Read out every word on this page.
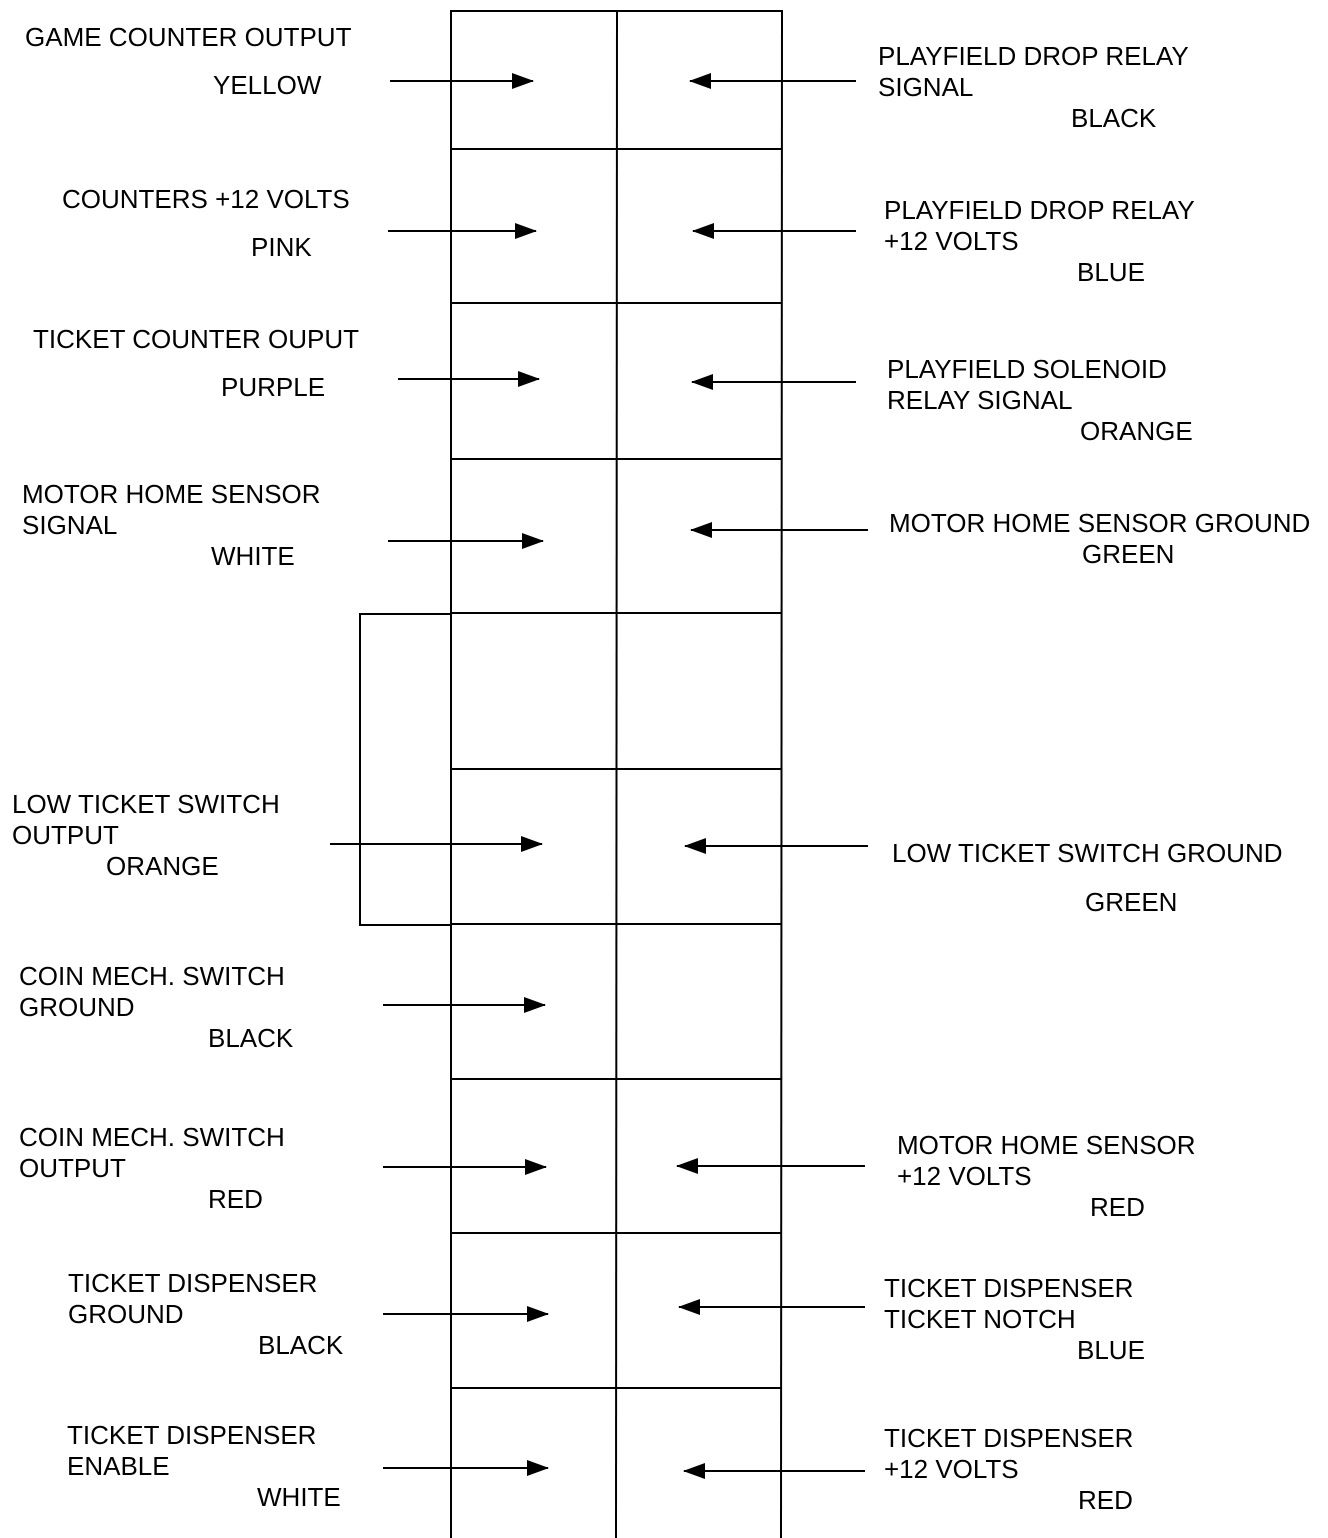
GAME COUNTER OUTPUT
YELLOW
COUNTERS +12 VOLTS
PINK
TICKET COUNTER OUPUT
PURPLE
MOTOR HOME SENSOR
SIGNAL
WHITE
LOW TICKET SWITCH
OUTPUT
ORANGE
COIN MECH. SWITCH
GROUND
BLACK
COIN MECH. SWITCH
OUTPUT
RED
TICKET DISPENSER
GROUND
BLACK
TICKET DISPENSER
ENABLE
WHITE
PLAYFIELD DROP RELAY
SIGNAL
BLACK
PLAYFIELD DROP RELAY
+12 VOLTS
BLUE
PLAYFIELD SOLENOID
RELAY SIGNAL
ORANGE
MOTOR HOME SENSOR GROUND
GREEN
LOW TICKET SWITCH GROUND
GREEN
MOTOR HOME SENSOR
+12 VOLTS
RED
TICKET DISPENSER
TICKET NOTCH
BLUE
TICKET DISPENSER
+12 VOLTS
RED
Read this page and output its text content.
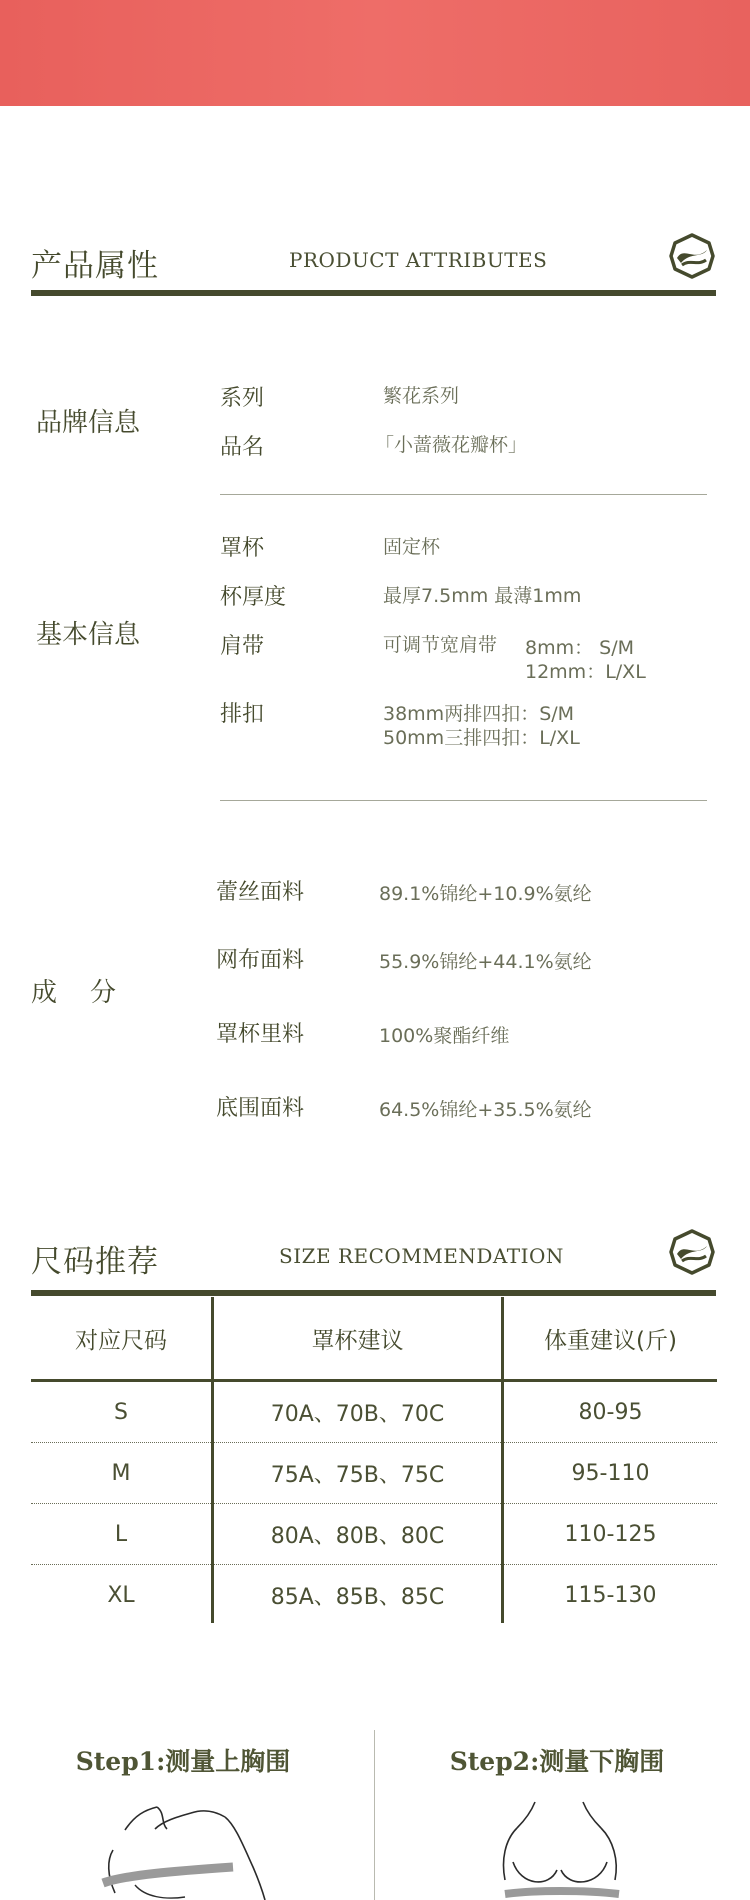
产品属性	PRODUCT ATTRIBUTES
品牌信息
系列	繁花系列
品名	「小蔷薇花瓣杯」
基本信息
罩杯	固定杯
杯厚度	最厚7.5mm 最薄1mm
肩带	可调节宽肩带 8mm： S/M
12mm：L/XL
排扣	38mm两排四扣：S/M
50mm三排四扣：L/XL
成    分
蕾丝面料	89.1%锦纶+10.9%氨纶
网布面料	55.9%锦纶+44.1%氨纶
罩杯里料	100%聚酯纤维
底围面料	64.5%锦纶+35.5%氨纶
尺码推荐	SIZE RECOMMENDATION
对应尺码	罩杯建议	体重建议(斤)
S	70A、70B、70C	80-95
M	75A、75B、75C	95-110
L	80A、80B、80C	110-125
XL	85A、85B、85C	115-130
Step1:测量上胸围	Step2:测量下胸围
★ ★ ★ ★
Locate the word "SWITCH" in the data above. Copy every line carrying it.

▸ **Answer to the task**:
LOW TICKET SWITCH
COIN MECH. SWITCH
COIN MECH. SWITCH
LOW TICKET SWITCH GROUND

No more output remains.